Exercise prompt -> From the records below, extract all the text exactly and leave the images behind.

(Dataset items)
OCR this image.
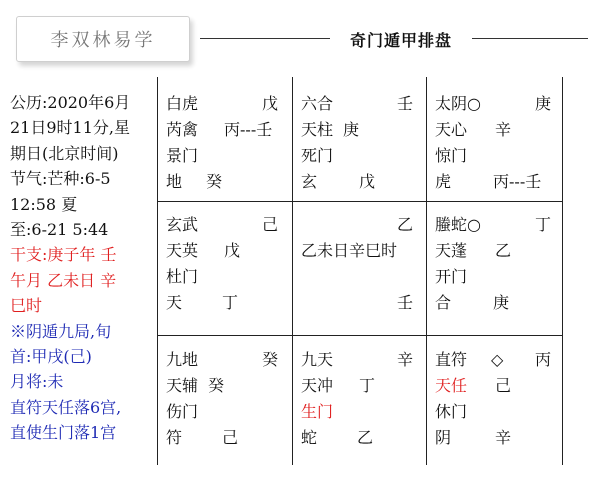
李双林易学	奇门遁甲排盘
公历:2020年6月
21日9时11分,星
期日(北京时间)
节气:芒种:6-5
12:58 夏
至:6-21 5:44
干支:庚子年 壬
午月 乙未日 辛
巳时
※阴遁九局,旬
首:甲戌(己)
月将:未
直符天任落6宫,
直使生门落1宫
白虎	戊
芮禽 丙---壬
景门
地 癸
六合	壬
天柱 庚
死门
玄	戊
太阴○	庚
天心 辛
惊门
虎	丙---壬
玄武	己
天英 戊
杜门
天 丁
乙
乙未日辛巳时
壬
螣蛇○	丁
天蓬 乙
开门
合	庚
九地	癸
天辅 癸
伤门
符 己
九天	辛
天冲 丁
生门
蛇 乙
直符 ◇ 丙
天任 己
休门
阴	辛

Answer to this exercise ->
OCR this image.
李双林易学	奇门遁甲排盘
公历:2020年6月
21日9时11分,星
期日(北京时间)
节气:芒种:6-5
12:58 夏
至:6-21 5:44
干支:庚子年 壬
午月 乙未日 辛
巳时
※阴遁九局,旬
首:甲戌(己)
月将:未
直符天任落6宫,
直使生门落1宫
白虎	戊
芮禽 丙---壬
景门
地 癸
六合	壬
天柱 庚
死门
玄	戊
太阴○	庚
天心 辛
惊门
虎	丙---壬
玄武	己
天英 戊
杜门
天 丁
乙
乙未日辛巳时
壬
螣蛇○	丁
天蓬 乙
开门
合	庚
九地	癸
天辅 癸
伤门
符 己
九天	辛
天冲 丁
生门
蛇 乙
直符 ◇ 丙
天任 己
休门
阴	辛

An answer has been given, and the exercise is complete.